EXERCISE:
Go through the entries one line at a time, and gather every line that has the word "color".

++++ MATERIAL FOR THE TASK

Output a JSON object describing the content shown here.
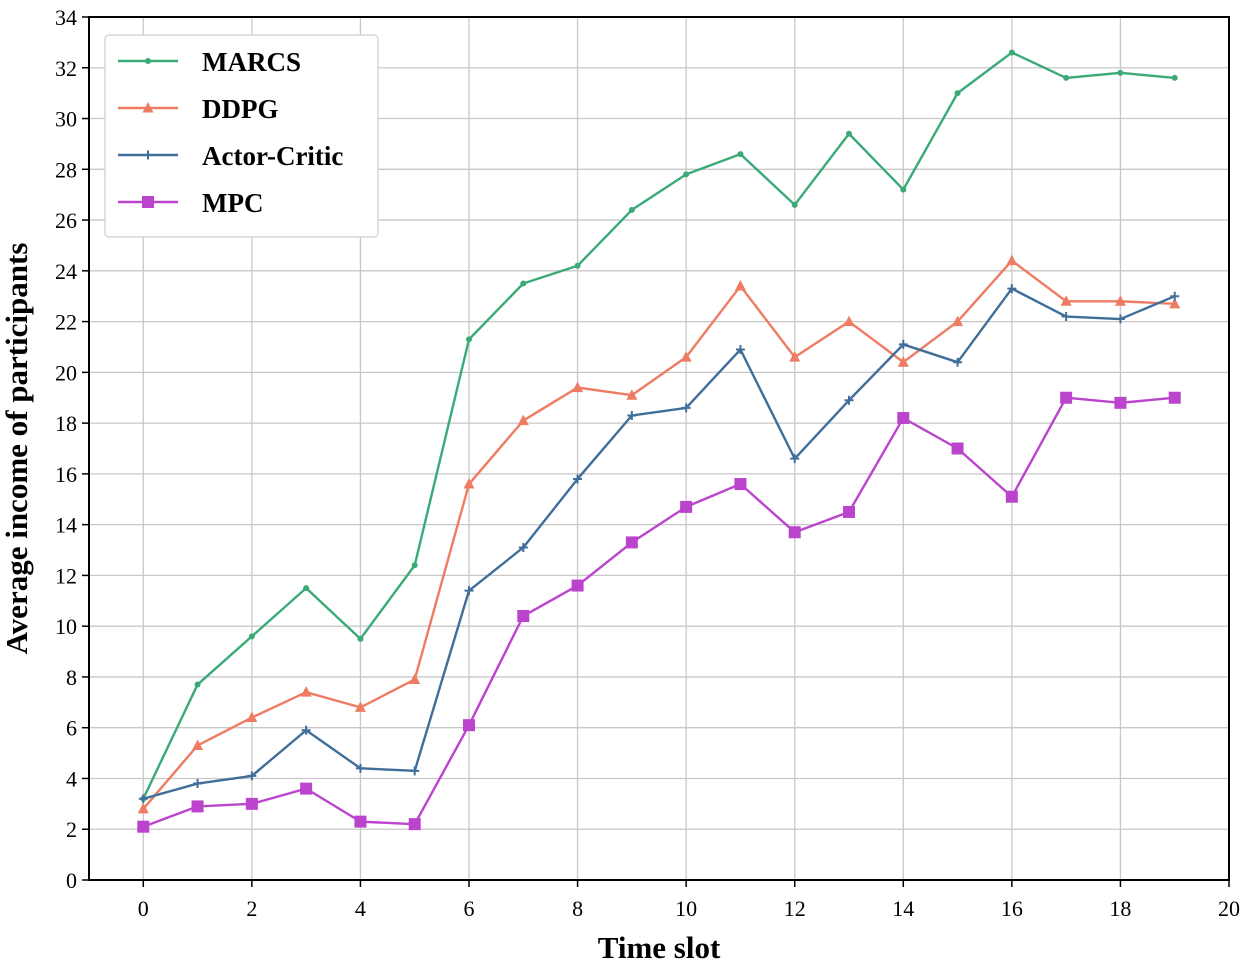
{
  "chart_data": {
    "type": "line",
    "title": "",
    "xlabel": "Time slot",
    "ylabel": "Average income of participants",
    "xlim": [
      -1,
      20
    ],
    "ylim": [
      0,
      34
    ],
    "xticks": [
      0,
      2,
      4,
      6,
      8,
      10,
      12,
      14,
      16,
      18,
      20
    ],
    "yticks": [
      0,
      2,
      4,
      6,
      8,
      10,
      12,
      14,
      16,
      18,
      20,
      22,
      24,
      26,
      28,
      30,
      32,
      34
    ],
    "grid": true,
    "legend_position": "upper-left",
    "x": [
      0,
      1,
      2,
      3,
      4,
      5,
      6,
      7,
      8,
      9,
      10,
      11,
      12,
      13,
      14,
      15,
      16,
      17,
      18,
      19
    ],
    "series": [
      {
        "name": "MARCS",
        "color": "#3aaa77",
        "marker": "point",
        "values": [
          3.2,
          7.7,
          9.6,
          11.5,
          9.5,
          12.4,
          21.3,
          23.5,
          24.2,
          26.4,
          27.8,
          28.6,
          26.6,
          29.4,
          27.2,
          31.0,
          32.6,
          31.6,
          31.8,
          31.6
        ]
      },
      {
        "name": "DDPG",
        "color": "#ee7b62",
        "marker": "triangle",
        "values": [
          2.8,
          5.3,
          6.4,
          7.4,
          6.8,
          7.9,
          15.6,
          18.1,
          19.4,
          19.1,
          20.6,
          23.4,
          20.6,
          22.0,
          20.4,
          22.0,
          24.4,
          22.8,
          22.8,
          22.7
        ]
      },
      {
        "name": "Actor-Critic",
        "color": "#3f6e9a",
        "marker": "plus",
        "values": [
          3.2,
          3.8,
          4.1,
          5.9,
          4.4,
          4.3,
          11.4,
          13.1,
          15.8,
          18.3,
          18.6,
          20.9,
          16.6,
          18.9,
          21.1,
          20.4,
          23.3,
          22.2,
          22.1,
          23.0
        ]
      },
      {
        "name": "MPC",
        "color": "#bb44cc",
        "marker": "square",
        "values": [
          2.1,
          2.9,
          3.0,
          3.6,
          2.3,
          2.2,
          6.1,
          10.4,
          11.6,
          13.3,
          14.7,
          15.6,
          13.7,
          14.5,
          18.2,
          17.0,
          15.1,
          19.0,
          18.8,
          19.0
        ]
      }
    ]
  }
}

++++++++

WRITTEN ANSWER:
        "color": "#3aaa77",
        "color": "#ee7b62",
        "color": "#3f6e9a",
        "color": "#bb44cc",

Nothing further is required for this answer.